• What the task requires:
Can you retype every record below exactly as written?

• Extracted material:

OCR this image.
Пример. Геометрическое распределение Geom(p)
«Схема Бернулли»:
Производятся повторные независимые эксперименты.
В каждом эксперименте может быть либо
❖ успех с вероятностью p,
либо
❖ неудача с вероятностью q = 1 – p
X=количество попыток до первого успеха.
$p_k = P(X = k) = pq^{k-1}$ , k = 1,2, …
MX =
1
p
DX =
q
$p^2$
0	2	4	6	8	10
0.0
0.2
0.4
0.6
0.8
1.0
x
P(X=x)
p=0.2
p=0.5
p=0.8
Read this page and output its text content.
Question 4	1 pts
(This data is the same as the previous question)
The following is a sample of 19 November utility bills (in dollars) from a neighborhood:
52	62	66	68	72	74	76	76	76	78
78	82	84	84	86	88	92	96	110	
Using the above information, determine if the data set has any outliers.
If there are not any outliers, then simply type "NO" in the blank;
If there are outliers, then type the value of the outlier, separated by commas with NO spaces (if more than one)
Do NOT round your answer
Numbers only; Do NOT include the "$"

• Answer to this exercise:
OCR this image.
Пример. Геометрическое распределение Geom(p)
«Схема Бернулли»:
Производятся повторные независимые эксперименты.
В каждом эксперименте может быть либо
❖ успех с вероятностью p,
либо
❖ неудача с вероятностью q = 1 – p
X=количество попыток до первого успеха.
$p_k = P(X = k) = pq^{k-1}$ , k = 1,2, …
MX =
1
p
DX =
q
$p^2$
0	2	4	6	8	10
0.0
0.2
0.4
0.6
0.8
1.0
x
P(X=x)
p=0.2
p=0.5
p=0.8
Read this page and output its text content.
Question 4	1 pts
(This data is the same as the previous question)
The following is a sample of 19 November utility bills (in dollars) from a neighborhood:
52	62	66	68	72	74	76	76	76	78
78	82	84	84	86	88	92	96	110	
Using the above information, determine if the data set has any outliers.
If there are not any outliers, then simply type "NO" in the blank;
If there are outliers, then type the value of the outlier, separated by commas with NO spaces (if more than one)
Do NOT round your answer
Numbers only; Do NOT include the "$"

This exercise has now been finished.